Work to be completed:
Find the word "color" in the data. Return every line where it appears.

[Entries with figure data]
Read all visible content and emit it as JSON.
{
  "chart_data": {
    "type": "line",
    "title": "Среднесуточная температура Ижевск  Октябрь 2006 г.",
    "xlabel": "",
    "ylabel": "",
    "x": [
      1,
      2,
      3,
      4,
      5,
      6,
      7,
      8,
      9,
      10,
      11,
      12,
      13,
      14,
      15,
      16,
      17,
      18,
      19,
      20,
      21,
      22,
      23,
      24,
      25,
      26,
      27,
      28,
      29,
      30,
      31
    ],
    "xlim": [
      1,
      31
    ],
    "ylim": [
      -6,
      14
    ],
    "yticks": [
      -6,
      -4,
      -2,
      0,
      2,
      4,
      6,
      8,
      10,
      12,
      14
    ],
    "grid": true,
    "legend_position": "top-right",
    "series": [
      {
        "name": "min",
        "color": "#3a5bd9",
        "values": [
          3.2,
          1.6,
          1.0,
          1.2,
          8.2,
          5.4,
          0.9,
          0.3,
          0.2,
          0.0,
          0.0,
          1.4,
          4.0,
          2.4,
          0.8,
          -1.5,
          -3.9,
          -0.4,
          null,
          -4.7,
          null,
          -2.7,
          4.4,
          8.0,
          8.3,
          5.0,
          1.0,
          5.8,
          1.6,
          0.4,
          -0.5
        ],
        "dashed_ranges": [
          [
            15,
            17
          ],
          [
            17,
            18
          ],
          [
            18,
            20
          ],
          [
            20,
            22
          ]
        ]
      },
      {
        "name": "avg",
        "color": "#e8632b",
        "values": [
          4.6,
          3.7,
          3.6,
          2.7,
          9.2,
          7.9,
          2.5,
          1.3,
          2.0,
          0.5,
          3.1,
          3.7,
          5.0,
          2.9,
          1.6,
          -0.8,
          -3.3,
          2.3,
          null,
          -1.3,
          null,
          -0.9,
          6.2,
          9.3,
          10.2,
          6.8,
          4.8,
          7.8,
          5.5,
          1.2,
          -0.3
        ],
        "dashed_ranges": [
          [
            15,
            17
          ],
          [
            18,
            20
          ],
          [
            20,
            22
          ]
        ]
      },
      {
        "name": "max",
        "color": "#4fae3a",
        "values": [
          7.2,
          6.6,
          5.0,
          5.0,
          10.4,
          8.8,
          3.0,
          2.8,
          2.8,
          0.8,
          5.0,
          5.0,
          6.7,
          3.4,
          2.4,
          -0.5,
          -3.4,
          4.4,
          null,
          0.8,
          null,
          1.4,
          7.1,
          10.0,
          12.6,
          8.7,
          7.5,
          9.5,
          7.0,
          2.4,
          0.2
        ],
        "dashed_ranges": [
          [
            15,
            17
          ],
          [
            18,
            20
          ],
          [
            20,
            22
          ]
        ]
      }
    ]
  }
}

Task solution:
        "color": "#3a5bd9",
        "color": "#e8632b",
        "color": "#4fae3a",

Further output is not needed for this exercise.